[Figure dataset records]

------

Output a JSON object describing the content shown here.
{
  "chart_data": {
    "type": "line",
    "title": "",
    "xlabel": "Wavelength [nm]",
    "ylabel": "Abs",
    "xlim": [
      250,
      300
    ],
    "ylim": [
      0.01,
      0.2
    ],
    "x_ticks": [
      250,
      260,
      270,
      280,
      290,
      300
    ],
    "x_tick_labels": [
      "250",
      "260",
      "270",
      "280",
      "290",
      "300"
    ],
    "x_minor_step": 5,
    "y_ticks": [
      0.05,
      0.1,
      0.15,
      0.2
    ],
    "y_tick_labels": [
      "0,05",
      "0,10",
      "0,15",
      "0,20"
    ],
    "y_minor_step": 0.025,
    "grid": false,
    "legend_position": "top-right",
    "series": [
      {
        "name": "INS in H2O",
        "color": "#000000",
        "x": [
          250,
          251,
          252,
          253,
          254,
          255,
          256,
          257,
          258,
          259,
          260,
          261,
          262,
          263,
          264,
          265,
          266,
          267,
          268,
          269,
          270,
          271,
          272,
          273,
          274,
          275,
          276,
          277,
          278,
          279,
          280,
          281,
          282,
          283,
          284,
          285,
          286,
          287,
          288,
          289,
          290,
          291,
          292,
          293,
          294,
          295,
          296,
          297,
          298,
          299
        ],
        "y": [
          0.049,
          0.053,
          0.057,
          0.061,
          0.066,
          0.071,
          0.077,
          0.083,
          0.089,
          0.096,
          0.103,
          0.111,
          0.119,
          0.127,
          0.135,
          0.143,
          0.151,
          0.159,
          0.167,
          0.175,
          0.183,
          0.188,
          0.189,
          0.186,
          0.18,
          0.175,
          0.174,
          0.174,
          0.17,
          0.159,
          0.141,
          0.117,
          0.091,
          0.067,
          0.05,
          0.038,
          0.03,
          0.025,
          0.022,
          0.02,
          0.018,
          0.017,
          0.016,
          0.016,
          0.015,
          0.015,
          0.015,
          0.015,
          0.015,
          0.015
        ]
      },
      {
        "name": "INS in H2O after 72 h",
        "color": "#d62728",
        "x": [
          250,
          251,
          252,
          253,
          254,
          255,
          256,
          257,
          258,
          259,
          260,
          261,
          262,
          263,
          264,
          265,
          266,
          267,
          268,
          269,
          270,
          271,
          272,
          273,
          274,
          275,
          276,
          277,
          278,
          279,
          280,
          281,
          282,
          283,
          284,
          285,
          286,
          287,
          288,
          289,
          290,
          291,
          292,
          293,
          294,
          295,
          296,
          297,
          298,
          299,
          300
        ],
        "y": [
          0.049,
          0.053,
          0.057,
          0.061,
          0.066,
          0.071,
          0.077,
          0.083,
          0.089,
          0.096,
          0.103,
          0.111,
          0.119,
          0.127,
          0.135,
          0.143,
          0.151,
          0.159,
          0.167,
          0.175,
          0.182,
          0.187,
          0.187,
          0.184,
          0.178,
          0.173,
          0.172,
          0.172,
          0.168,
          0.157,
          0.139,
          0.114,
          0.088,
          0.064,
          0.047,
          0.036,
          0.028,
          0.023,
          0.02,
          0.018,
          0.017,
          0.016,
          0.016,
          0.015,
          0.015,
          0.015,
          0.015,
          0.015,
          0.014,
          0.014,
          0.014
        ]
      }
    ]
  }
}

------

Your task is to repeat each line of the material exactly.

> **The answer**:
Output a JSON object describing the content shown here.
{
  "chart_data": {
    "type": "line",
    "title": "",
    "xlabel": "Wavelength [nm]",
    "ylabel": "Abs",
    "xlim": [
      250,
      300
    ],
    "ylim": [
      0.01,
      0.2
    ],
    "x_ticks": [
      250,
      260,
      270,
      280,
      290,
      300
    ],
    "x_tick_labels": [
      "250",
      "260",
      "270",
      "280",
      "290",
      "300"
    ],
    "x_minor_step": 5,
    "y_ticks": [
      0.05,
      0.1,
      0.15,
      0.2
    ],
    "y_tick_labels": [
      "0,05",
      "0,10",
      "0,15",
      "0,20"
    ],
    "y_minor_step": 0.025,
    "grid": false,
    "legend_position": "top-right",
    "series": [
      {
        "name": "INS in H2O",
        "color": "#000000",
        "x": [
          250,
          251,
          252,
          253,
          254,
          255,
          256,
          257,
          258,
          259,
          260,
          261,
          262,
          263,
          264,
          265,
          266,
          267,
          268,
          269,
          270,
          271,
          272,
          273,
          274,
          275,
          276,
          277,
          278,
          279,
          280,
          281,
          282,
          283,
          284,
          285,
          286,
          287,
          288,
          289,
          290,
          291,
          292,
          293,
          294,
          295,
          296,
          297,
          298,
          299
        ],
        "y": [
          0.049,
          0.053,
          0.057,
          0.061,
          0.066,
          0.071,
          0.077,
          0.083,
          0.089,
          0.096,
          0.103,
          0.111,
          0.119,
          0.127,
          0.135,
          0.143,
          0.151,
          0.159,
          0.167,
          0.175,
          0.183,
          0.188,
          0.189,
          0.186,
          0.18,
          0.175,
          0.174,
          0.174,
          0.17,
          0.159,
          0.141,
          0.117,
          0.091,
          0.067,
          0.05,
          0.038,
          0.03,
          0.025,
          0.022,
          0.02,
          0.018,
          0.017,
          0.016,
          0.016,
          0.015,
          0.015,
          0.015,
          0.015,
          0.015,
          0.015
        ]
      },
      {
        "name": "INS in H2O after 72 h",
        "color": "#d62728",
        "x": [
          250,
          251,
          252,
          253,
          254,
          255,
          256,
          257,
          258,
          259,
          260,
          261,
          262,
          263,
          264,
          265,
          266,
          267,
          268,
          269,
          270,
          271,
          272,
          273,
          274,
          275,
          276,
          277,
          278,
          279,
          280,
          281,
          282,
          283,
          284,
          285,
          286,
          287,
          288,
          289,
          290,
          291,
          292,
          293,
          294,
          295,
          296,
          297,
          298,
          299,
          300
        ],
        "y": [
          0.049,
          0.053,
          0.057,
          0.061,
          0.066,
          0.071,
          0.077,
          0.083,
          0.089,
          0.096,
          0.103,
          0.111,
          0.119,
          0.127,
          0.135,
          0.143,
          0.151,
          0.159,
          0.167,
          0.175,
          0.182,
          0.187,
          0.187,
          0.184,
          0.178,
          0.173,
          0.172,
          0.172,
          0.168,
          0.157,
          0.139,
          0.114,
          0.088,
          0.064,
          0.047,
          0.036,
          0.028,
          0.023,
          0.02,
          0.018,
          0.017,
          0.016,
          0.016,
          0.015,
          0.015,
          0.015,
          0.015,
          0.015,
          0.014,
          0.014,
          0.014
        ]
      }
    ]
  }
}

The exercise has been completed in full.